### Page text
That sounds damning. But mistakes can thankfully be rectified. And that’s the hope this book holds out to seekers. It reminds us that each one of us can make the journey-from confusion to clarity, from error to enlightenment, from self-deception to self-discovery-if only we choose.
Yogi, mystic, visionary and poet, Sadhguru is a spiritual master with a difference. An arresting blend of profundity and pragmatism, his life and work serve as a reminder that yoga is not an esoteric discipline from an outdated past, but a contemporary science, vitally relevant to our times. Probing, passionate and provocative, insightful, logical and unfailingly witty, Sadhgugu’s talks have earned him the reputation of a speaker and opinion-maker of international renown.
With speaking engagements that take him around the world, he is widely sought after by prestigious global forums to address issues as diverse as human rights, business values, and social, environmental and existential issues. He has been a delegate to the United Nations Millennium World Peace Summit, a member of the World Council of Religious and Spiritual Leaders and Alliance for New Humanity, a special invitee to the Australian Leadership Retreat, Tallberg Forum, Indian Economic Summit 2005-2008, as well as a regular at the World Economic Forum in Davos. He was awarded the Indira Gandhi Paryavaran Puraskar (IGPP) for the year 2008 for Isha Foundation’s Project Green Hands’ efforts.
With a celebratory engagement with life on all levels, Sadhguru’s areas of active involvement encompass fields as diverse as architecture and visual design, poetry and painting, ecology and horticulture, sports and music. He is the author and designer of several unique buildings and consecrated spaces at the Isha yoga Center, which have wide attention for their combination of intense sacred power with strikingly innovative eco-friendly aesthetics.
Listeners have been ubiquitously impressed by his astute and incisive grasp of current issues and world affairs, as well as his unerringly scientific approach to the question of human well-being. Sadhguru is also the founder of Isha Foundation, a non-profit organization dedicated to the well-being of the individual and the world for the past three decades. Isha Foundation does not promote any particular ideology, religion, or race, but transmits inner sciences of universal appeal.
“There are only two types of people: mystics and mistakes,” says Sadhguru, leaving most readers in no doubt of the category to which they belong!
That sounds damning. But mistakes can thankfully be rectified. And that’s the hope this book holds out to seekers. It reminds us that each one of us can make the journey – from confusion to clarity, from error to enlightenment, from self-deception to self-discovery – if only we choose.
######
Stated task ->
Could you return the passage of the Sadhguru book description starting with "With speaking engagements" and going on through "Green Hands’ efforts.", word for word?
### Extracted material
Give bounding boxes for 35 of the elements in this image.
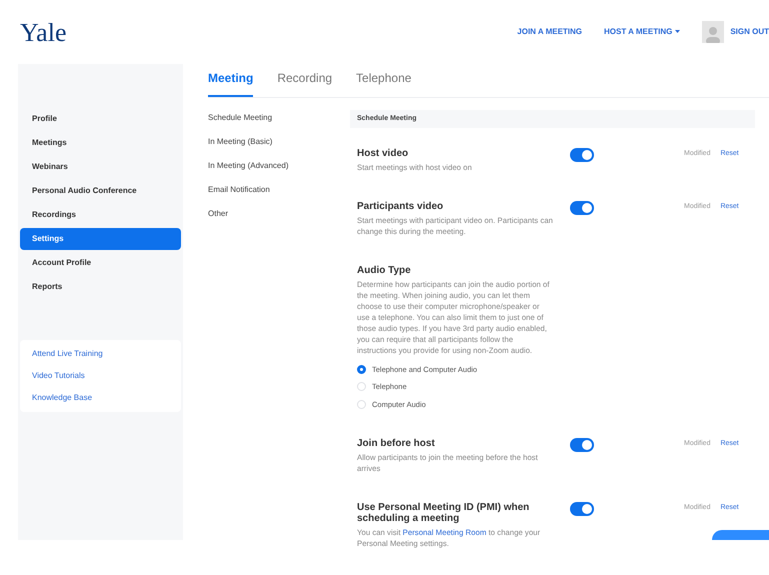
- setting-title: Host video: [357, 148, 410, 159]
- subnav-link[interactable]: Email Notification: [208, 184, 350, 196]
- sidebar-item[interactable]: Personal Audio Conference: [20, 180, 181, 202]
- toggle-switch[interactable]: [570, 438, 594, 452]
- help-link[interactable]: Attend Live Training: [32, 348, 169, 360]
- toggle-switch[interactable]: [570, 502, 594, 516]
- sign-out-link[interactable]: SIGN OUT: [730, 26, 769, 38]
- sidebar-item[interactable]: Webinars: [20, 156, 181, 178]
- setting-title: Audio Type: [357, 265, 412, 276]
- subnav-link[interactable]: In Meeting (Basic): [208, 136, 350, 148]
- header-link[interactable]: JOIN A MEETING: [517, 26, 582, 38]
- setting-title: Use Personal Meeting ID (PMI) when scheduling a meeting: [357, 502, 530, 524]
- sidebar-item[interactable]: Reports: [20, 276, 181, 298]
- logo[interactable]: Yale: [20, 12, 66, 52]
- subnav-link[interactable]: Other: [208, 208, 350, 220]
- setting-title: Participants video: [357, 201, 444, 212]
- radio-icon[interactable]: [357, 365, 366, 374]
- sidebar-item[interactable]: Settings: [20, 228, 181, 250]
- avatar-icon: [702, 21, 724, 43]
- help-link[interactable]: Video Tutorials: [32, 370, 169, 382]
- toggle-switch[interactable]: [570, 201, 594, 215]
- sidebar-item[interactable]: Meetings: [20, 132, 181, 154]
- sidebar-item[interactable]: Profile: [20, 108, 181, 130]
- sidebar-item[interactable]: Account Profile: [20, 252, 181, 274]
- help-link[interactable]: Knowledge Base: [32, 392, 169, 404]
- sidebar-item[interactable]: Recordings: [20, 204, 181, 226]
- tab[interactable]: Telephone: [356, 69, 412, 97]
- help-button[interactable]: [712, 530, 769, 540]
- subnav-link[interactable]: Schedule Meeting: [208, 112, 350, 124]
- tab[interactable]: Recording: [277, 69, 332, 97]
- subnav-link[interactable]: In Meeting (Advanced): [208, 160, 350, 172]
- toggle-switch[interactable]: [570, 148, 594, 162]
- tab[interactable]: Meeting: [208, 69, 254, 97]
- header-link[interactable]: HOST A MEETING: [604, 26, 680, 38]
- setting-title: Join before host: [357, 438, 436, 449]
######
Result of this exercise ->
With speaking engagements that take him around the world, he is widely sought after by prestigious global forums to address issues as diverse as human rights, business values, and social, environmental and existential issues. He has been a delegate to the United Nations Millennium World Peace Summit, a member of the World Council of Religious and Spiritual Leaders and Alliance for New Humanity, a special invitee to the Australian Leadership Retreat, Tallberg Forum, Indian Economic Summit 2005-2008, as well as a regular at the World Economic Forum in Davos. He was awarded the Indira Gandhi Paryavaran Puraskar (IGPP) for the year 2008 for Isha Foundation’s Project Green Hands’ efforts.